Keep every line where the word "BPMV" appears; drop the rest.

SOURCE MATERIAL:
********************

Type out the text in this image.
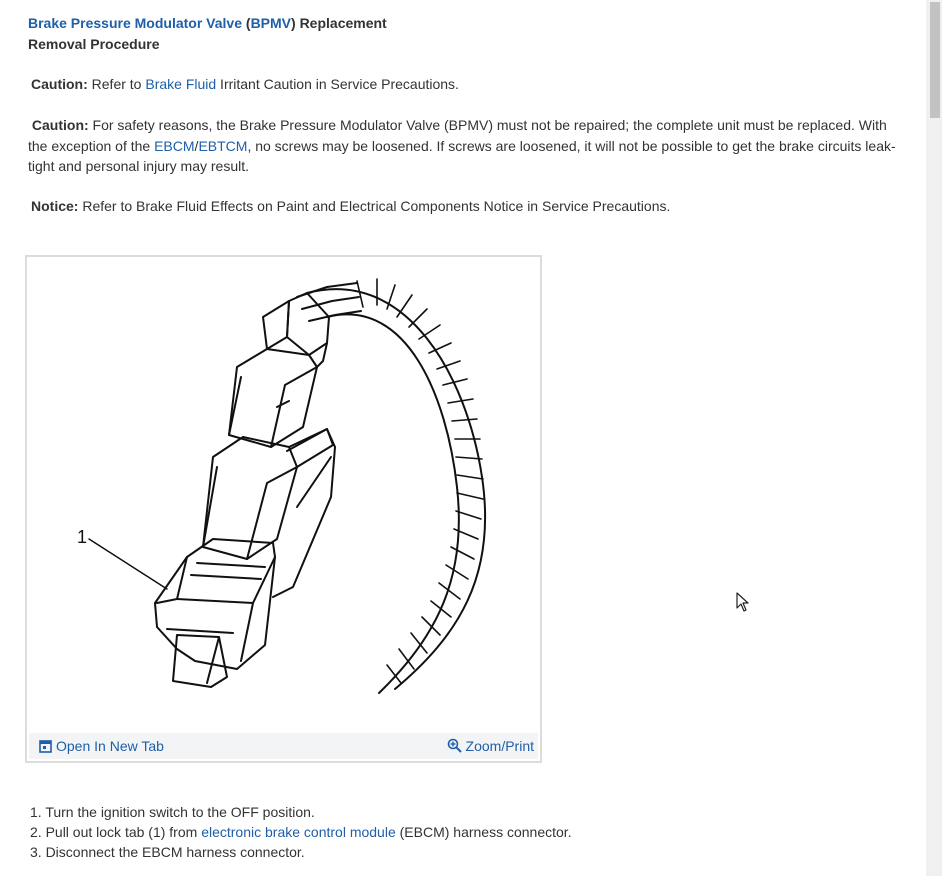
Brake Pressure Modulator Valve (BPMV) Replacement
Removal Procedure
Caution: Refer to Brake Fluid Irritant Caution in Service Precautions.
Caution: For safety reasons, the Brake Pressure Modulator Valve (BPMV) must not be repaired; the complete unit must be replaced. With the exception of the EBCM/EBTCM, no screws may be loosened. If screws are loosened, it will not be possible to get the brake circuits leak-tight and personal injury may result.
Notice: Refer to Brake Fluid Effects on Paint and Electrical Components Notice in Service Precautions.
1
Open In New Tab	Zoom/Print
1. Turn the ignition switch to the OFF position.
2. Pull out lock tab (1) from electronic brake control module (EBCM) harness connector.
3. Disconnect the EBCM harness connector.
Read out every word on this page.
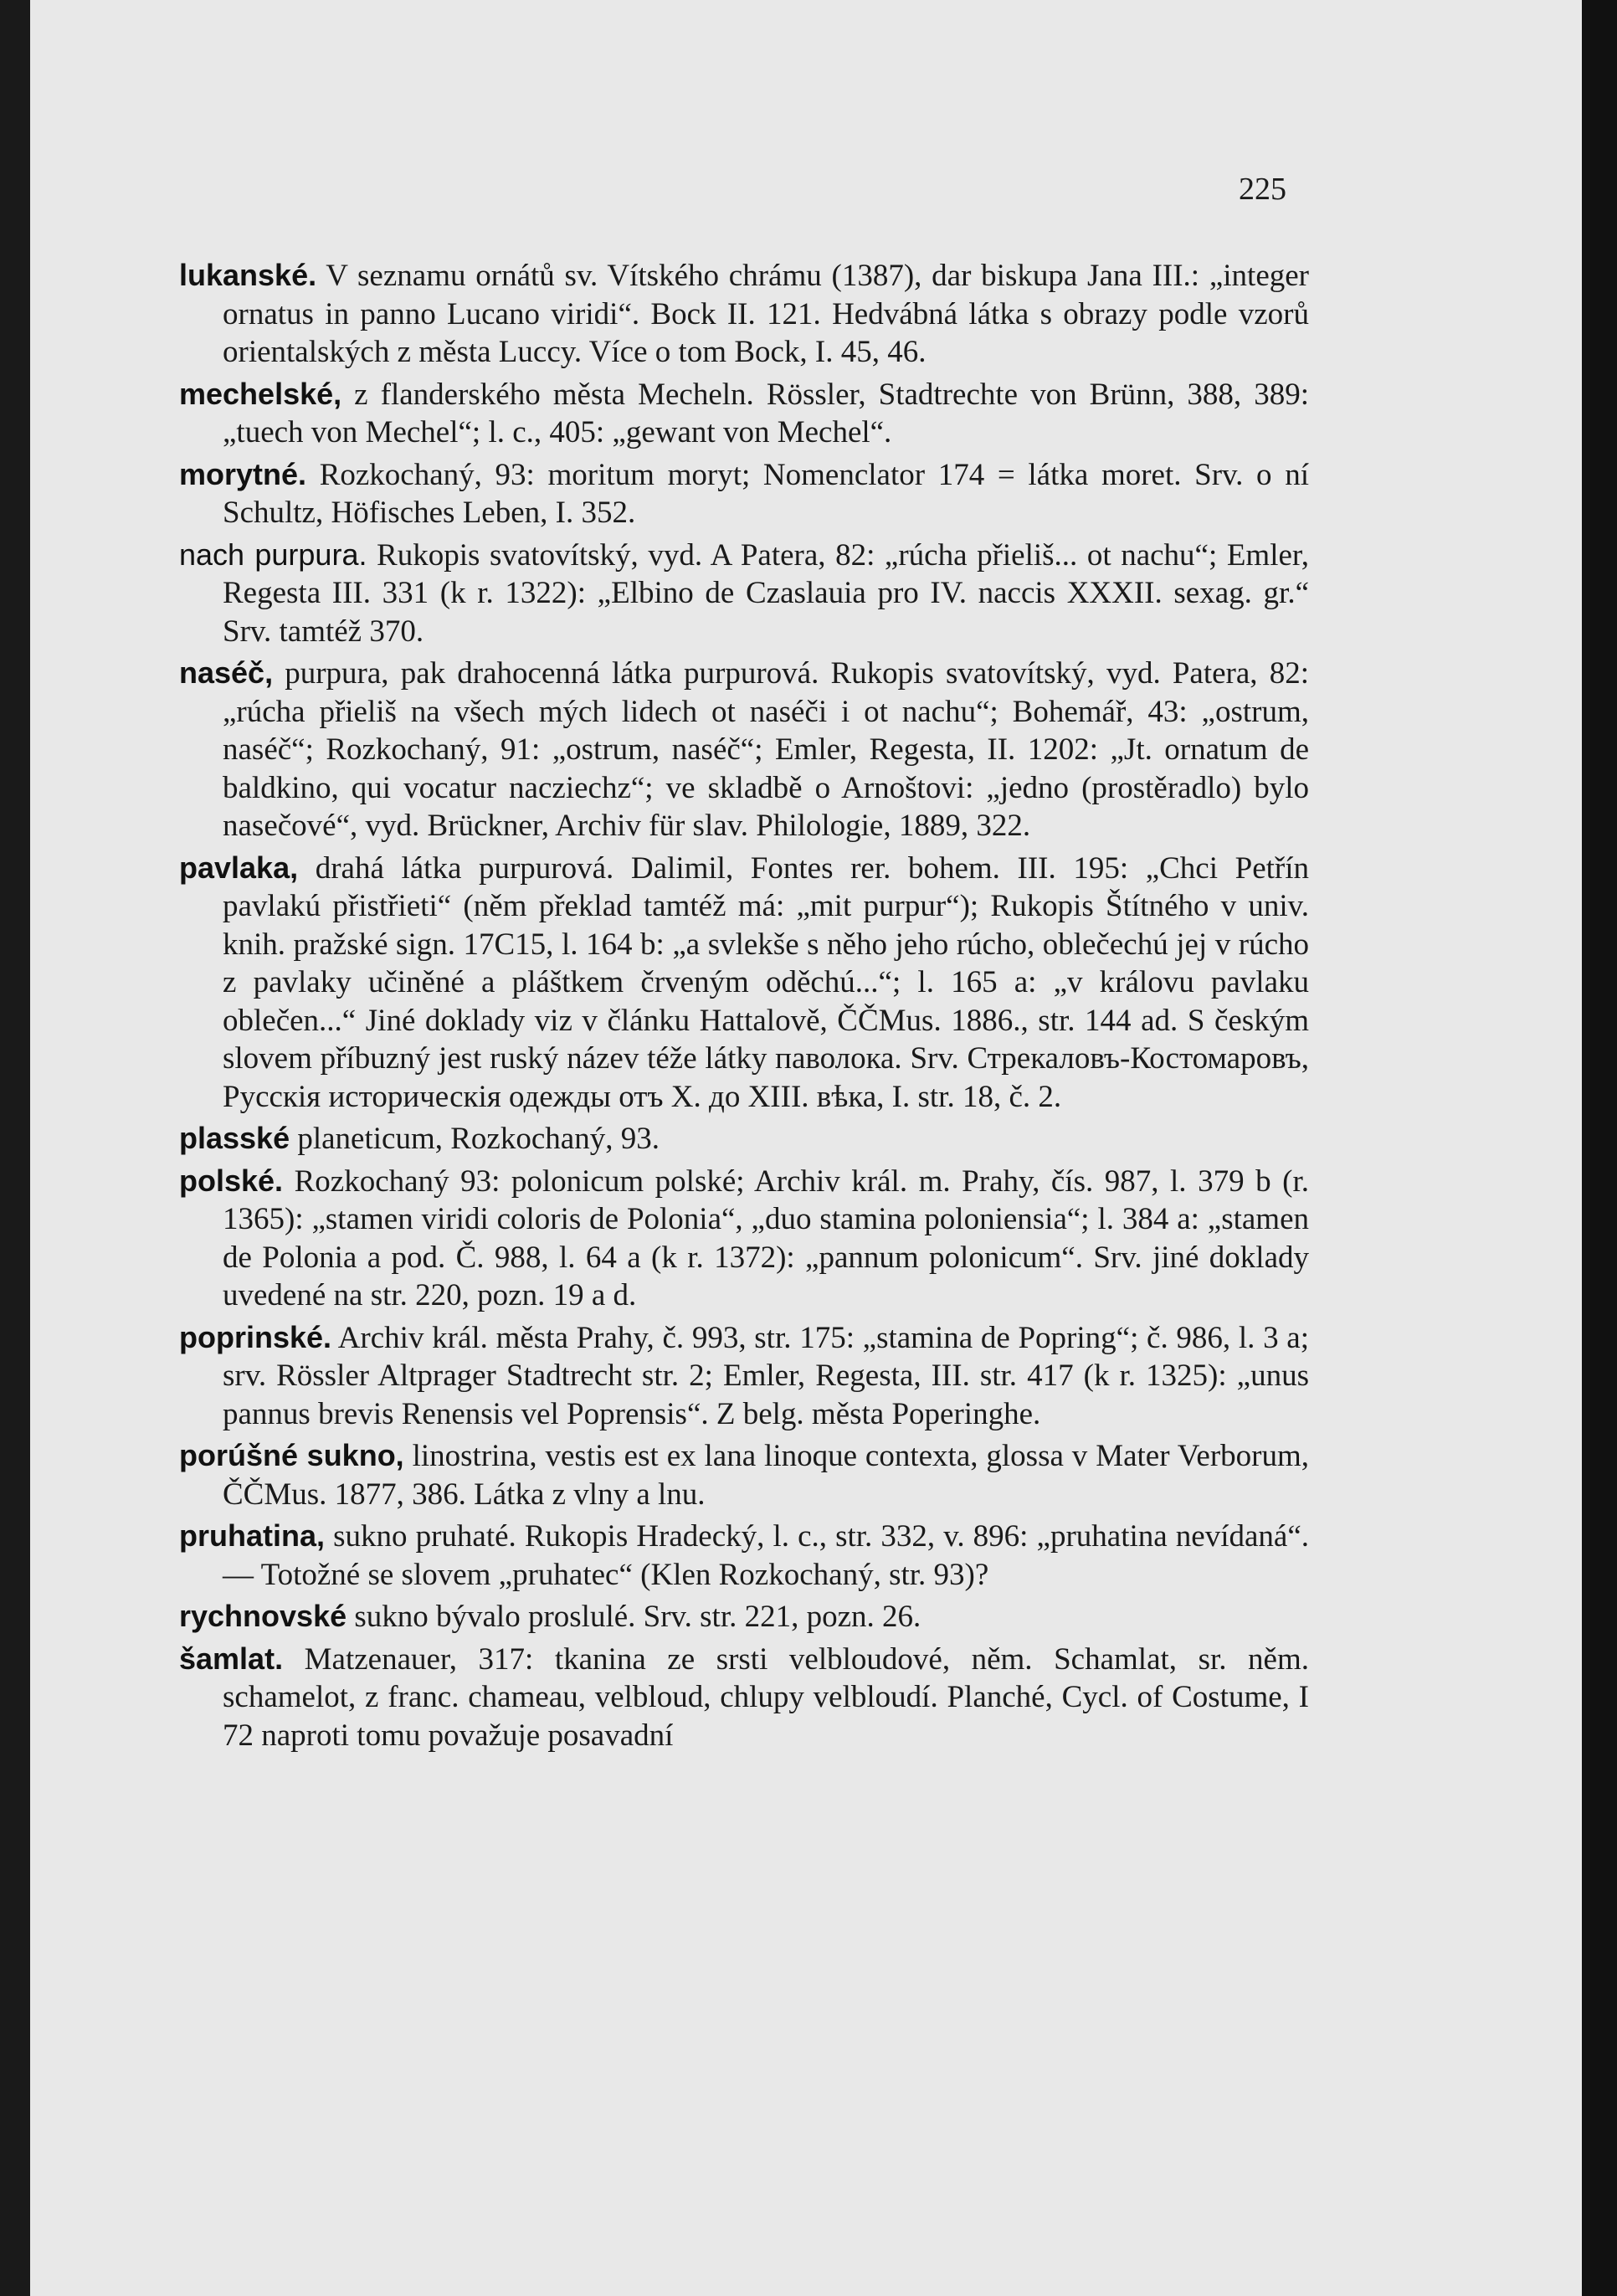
225

lukanské. V seznamu ornátů sv. Vítského chrámu (1387), dar biskupa Jana III.: „integer ornatus in panno Lucano viridi“. Bock II. 121. Hedvábná látka s obrazy podle vzorů orientalských z města Luccy. Více o tom Bock, I. 45, 46.

mechelské, z flanderského města Mecheln. Rössler, Stadtrechte von Brünn, 388, 389: „tuech von Mechel“; l. c., 405: „gewant von Mechel“.

morytné. Rozkochaný, 93: moritum moryt; Nomenclator 174 = látka moret. Srv. o ní Schultz, Höfisches Leben, I. 352.

nach purpura. Rukopis svatovítský, vyd. A Patera, 82: „rúcha přieliš... ot nachu“; Emler, Regesta III. 331 (k r. 1322): „Elbino de Czaslauia pro IV. naccis XXXII. sexag. gr.“ Srv. tamtéž 370.

naséč, purpura, pak drahocenná látka purpurová. Rukopis svatovítský, vyd. Patera, 82: „rúcha přieliš na všech mých lidech ot naséči i ot nachu“; Bohemář, 43: „ostrum, naséč“; Rozkochaný, 91: „ostrum, naséč“; Emler, Regesta, II. 1202: „Jt. ornatum de baldkino, qui vocatur nacziechz“; ve skladbě o Arnoštovi: „jedno (prostěradlo) bylo nasečové“, vyd. Brückner, Archiv für slav. Philologie, 1889, 322.

pavlaka, drahá látka purpurová. Dalimil, Fontes rer. bohem. III. 195: „Chci Petřín pavlakú přistřieti“ (něm překlad tamtéž má: „mit purpur“); Rukopis Štítného v univ. knih. pražské sign. 17C15, l. 164 b: „a svlekše s něho jeho rúcho, oblečechú jej v rúcho z pavlaky učiněné a pláštkem črveným oděchú...“; l. 165 a: „v královu pavlaku oblečen...“ Jiné doklady viz v článku Hattalově, ČČMus. 1886., str. 144 ad. S českým slovem příbuzný jest ruský název téže látky паволока. Srv. Стрекаловъ-Костомаровъ, Русскія историческія одежды отъ X. до XIII. вѣка, I. str. 18, č. 2.

plasské planeticum, Rozkochaný, 93.

polské. Rozkochaný 93: polonicum polské; Archiv král. m. Prahy, čís. 987, l. 379 b (r. 1365): „stamen viridi coloris de Polonia“, „duo stamina poloniensia“; l. 384 a: „stamen de Polonia a pod. Č. 988, l. 64 a (k r. 1372): „pannum polonicum“. Srv. jiné doklady uvedené na str. 220, pozn. 19 a d.

poprinské. Archiv král. města Prahy, č. 993, str. 175: „stamina de Popring“; č. 986, l. 3 a; srv. Rössler Altprager Stadtrecht str. 2; Emler, Regesta, III. str. 417 (k r. 1325): „unus pannus brevis Renensis vel Poprensis“. Z belg. města Poperinghe.

porúšné sukno, linostrina, vestis est ex lana linoque contexta, glossa v Mater Verborum, ČČMus. 1877, 386. Látka z vlny a lnu.

pruhatina, sukno pruhaté. Rukopis Hradecký, l. c., str. 332, v. 896: „pruhatina nevídaná“. — Totožné se slovem „pruhatec“ (Klen Rozkochaný, str. 93)?

rychnovské sukno bývalo proslulé. Srv. str. 221, pozn. 26.

šamlat. Matzenauer, 317: tkanina ze srsti velbloudové, něm. Schamlat, sr. něm. schamelot, z franc. chameau, velbloud, chlupy velbloudí. Planché, Cycl. of Costume, I 72 naproti tomu považuje posavadní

********************

EXERCISE OUTPUT:
Brake Pressure Modulator Valve (BPMV) Replacement
Caution: For safety reasons, the Brake Pressure Modulator Valve (BPMV) must not be repaired; the complete unit must be replaced. With the exception of the EBCM/EBTCM, no screws may be loosened. If screws are loosened, it will not be possible to get the brake circuits leak-tight and personal injury may result.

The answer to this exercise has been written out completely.